Rows from a dataset
'''

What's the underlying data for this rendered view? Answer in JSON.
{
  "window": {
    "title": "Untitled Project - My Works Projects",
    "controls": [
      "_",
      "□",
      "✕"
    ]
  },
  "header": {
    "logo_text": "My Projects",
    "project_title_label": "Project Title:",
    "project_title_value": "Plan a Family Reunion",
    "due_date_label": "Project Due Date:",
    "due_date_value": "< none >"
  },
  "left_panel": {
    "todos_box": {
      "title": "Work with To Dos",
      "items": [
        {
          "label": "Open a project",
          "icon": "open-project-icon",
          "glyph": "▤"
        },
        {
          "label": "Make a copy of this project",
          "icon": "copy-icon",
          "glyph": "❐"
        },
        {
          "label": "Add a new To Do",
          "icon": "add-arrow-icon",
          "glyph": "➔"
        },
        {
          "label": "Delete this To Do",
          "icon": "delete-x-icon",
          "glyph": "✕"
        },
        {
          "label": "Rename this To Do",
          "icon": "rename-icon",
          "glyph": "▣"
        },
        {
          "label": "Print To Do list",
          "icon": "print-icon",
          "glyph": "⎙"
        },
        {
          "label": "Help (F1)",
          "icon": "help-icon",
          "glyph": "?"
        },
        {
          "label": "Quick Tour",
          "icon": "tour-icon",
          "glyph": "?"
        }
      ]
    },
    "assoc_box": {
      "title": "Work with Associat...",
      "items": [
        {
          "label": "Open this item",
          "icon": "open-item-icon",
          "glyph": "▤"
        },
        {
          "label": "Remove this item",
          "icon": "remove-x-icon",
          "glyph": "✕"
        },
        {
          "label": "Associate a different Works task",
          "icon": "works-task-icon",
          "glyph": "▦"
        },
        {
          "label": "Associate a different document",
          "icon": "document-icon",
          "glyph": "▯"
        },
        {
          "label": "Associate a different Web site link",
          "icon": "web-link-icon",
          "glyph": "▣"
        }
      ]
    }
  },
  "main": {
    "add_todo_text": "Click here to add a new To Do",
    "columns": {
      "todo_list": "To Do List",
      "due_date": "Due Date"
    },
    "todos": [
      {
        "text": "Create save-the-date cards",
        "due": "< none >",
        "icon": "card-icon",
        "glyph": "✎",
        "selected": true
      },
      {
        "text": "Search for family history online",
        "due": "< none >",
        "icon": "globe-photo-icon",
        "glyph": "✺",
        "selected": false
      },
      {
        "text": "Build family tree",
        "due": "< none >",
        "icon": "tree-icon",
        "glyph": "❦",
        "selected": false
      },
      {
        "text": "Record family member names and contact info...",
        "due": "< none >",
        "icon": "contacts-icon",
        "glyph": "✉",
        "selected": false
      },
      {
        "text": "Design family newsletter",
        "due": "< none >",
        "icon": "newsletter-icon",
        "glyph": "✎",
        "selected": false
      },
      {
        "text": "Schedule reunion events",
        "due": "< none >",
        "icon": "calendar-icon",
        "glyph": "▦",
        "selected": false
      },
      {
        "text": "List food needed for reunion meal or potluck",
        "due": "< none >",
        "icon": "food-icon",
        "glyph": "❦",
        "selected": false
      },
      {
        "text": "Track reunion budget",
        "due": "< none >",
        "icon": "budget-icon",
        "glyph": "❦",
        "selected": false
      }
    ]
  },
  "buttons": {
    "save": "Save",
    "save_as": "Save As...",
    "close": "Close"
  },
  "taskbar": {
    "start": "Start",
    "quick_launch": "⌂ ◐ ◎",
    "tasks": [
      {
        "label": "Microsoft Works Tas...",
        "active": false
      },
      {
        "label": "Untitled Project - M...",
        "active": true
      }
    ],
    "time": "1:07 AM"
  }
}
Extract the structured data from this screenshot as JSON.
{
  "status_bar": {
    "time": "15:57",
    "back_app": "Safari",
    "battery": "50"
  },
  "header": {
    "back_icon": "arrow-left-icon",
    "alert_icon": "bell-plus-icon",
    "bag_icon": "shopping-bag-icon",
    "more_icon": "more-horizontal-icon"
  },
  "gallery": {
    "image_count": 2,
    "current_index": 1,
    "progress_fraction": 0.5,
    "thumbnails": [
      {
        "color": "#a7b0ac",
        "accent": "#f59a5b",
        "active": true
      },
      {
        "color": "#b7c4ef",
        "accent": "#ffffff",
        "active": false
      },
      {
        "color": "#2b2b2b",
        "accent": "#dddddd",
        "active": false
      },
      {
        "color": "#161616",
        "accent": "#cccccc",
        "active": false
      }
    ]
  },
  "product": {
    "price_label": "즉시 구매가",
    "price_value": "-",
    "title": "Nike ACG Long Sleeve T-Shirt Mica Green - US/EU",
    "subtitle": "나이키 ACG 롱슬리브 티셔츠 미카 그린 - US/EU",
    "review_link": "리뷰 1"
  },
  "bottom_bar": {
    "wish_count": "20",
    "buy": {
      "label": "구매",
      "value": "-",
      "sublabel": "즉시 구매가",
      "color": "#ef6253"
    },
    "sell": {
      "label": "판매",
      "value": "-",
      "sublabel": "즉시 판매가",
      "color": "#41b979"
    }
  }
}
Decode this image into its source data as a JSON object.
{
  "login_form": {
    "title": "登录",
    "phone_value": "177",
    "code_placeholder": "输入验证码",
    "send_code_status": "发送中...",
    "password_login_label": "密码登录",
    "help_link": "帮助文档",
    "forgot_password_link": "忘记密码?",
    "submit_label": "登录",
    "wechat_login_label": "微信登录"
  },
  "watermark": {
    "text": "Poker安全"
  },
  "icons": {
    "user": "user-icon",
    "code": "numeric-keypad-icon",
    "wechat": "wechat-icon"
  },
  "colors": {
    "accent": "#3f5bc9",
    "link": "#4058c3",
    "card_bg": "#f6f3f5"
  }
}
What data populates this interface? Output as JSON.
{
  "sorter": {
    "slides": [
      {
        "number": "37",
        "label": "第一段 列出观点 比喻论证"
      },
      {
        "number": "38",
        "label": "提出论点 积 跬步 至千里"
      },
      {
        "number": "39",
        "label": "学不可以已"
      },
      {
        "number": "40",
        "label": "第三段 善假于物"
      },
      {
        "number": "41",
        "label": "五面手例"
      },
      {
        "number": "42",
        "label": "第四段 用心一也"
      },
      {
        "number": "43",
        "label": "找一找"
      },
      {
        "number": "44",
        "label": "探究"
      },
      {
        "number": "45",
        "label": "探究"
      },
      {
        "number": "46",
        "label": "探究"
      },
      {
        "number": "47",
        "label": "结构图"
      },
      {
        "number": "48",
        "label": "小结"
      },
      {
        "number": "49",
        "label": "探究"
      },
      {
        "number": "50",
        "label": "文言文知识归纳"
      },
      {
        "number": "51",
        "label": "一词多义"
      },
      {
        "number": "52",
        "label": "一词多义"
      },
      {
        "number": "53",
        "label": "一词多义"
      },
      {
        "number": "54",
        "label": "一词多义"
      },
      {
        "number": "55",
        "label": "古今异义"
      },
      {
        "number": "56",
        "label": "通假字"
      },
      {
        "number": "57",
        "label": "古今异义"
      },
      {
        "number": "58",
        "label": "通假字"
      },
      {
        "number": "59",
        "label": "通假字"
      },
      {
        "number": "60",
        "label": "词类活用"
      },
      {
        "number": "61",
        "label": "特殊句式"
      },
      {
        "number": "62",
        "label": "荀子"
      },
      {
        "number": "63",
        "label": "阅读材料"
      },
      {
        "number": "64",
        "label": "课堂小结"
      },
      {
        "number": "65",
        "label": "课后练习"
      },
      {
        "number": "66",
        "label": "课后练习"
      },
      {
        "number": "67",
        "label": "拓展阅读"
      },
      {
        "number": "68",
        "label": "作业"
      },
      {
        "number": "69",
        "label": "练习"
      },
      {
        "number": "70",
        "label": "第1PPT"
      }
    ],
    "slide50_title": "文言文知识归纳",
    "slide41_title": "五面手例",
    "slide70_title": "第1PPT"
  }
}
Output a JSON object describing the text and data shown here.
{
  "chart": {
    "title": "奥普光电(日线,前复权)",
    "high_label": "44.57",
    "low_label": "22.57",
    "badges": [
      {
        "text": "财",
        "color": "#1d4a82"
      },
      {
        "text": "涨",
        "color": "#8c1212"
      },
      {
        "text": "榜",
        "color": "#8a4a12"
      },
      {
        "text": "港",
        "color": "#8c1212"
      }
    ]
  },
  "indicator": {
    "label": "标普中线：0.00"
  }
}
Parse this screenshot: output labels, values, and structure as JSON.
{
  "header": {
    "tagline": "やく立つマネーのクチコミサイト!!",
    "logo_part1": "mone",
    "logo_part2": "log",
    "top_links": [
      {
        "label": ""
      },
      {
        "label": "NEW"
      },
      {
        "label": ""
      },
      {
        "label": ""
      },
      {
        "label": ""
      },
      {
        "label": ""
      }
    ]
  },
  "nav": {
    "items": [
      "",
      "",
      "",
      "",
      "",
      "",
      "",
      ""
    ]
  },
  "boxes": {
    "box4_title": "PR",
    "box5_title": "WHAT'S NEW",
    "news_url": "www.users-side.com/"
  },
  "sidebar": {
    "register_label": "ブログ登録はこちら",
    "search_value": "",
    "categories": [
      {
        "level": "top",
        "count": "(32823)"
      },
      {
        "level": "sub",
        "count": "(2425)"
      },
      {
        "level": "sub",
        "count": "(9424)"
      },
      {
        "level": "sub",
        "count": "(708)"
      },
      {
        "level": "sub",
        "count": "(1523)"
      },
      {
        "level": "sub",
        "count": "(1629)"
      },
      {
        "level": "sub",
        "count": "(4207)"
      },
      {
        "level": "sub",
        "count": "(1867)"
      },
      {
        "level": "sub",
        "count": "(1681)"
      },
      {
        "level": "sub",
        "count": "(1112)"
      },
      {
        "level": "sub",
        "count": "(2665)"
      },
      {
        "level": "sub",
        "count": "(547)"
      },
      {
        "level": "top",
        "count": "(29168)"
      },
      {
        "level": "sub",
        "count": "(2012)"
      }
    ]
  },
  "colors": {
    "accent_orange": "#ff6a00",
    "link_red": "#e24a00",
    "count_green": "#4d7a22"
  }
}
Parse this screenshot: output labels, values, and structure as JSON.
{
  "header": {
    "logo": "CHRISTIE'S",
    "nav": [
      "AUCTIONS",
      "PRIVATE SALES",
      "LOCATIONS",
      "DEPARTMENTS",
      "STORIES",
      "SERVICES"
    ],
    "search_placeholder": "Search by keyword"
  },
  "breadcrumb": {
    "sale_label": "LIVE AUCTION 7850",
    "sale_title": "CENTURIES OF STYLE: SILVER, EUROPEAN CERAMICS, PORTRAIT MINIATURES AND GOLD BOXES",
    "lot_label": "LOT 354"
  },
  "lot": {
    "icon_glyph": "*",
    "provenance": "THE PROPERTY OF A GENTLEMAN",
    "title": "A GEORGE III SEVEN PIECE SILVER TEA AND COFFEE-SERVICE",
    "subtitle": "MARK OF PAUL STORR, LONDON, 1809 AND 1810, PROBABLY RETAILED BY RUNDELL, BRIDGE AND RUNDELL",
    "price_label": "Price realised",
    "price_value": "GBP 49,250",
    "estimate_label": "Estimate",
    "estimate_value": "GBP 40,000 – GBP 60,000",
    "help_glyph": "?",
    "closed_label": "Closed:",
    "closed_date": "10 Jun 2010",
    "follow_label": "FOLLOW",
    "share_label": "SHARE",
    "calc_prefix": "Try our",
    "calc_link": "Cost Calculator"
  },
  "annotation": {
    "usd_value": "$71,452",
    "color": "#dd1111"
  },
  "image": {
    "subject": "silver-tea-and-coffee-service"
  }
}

'''

GIVEN REQUEST: Identify each line in the entries with the word "object" and copy it.

WRITTEN SOLUTION:
Decode this image into its source data as a JSON object.
Output a JSON object describing the text and data shown here.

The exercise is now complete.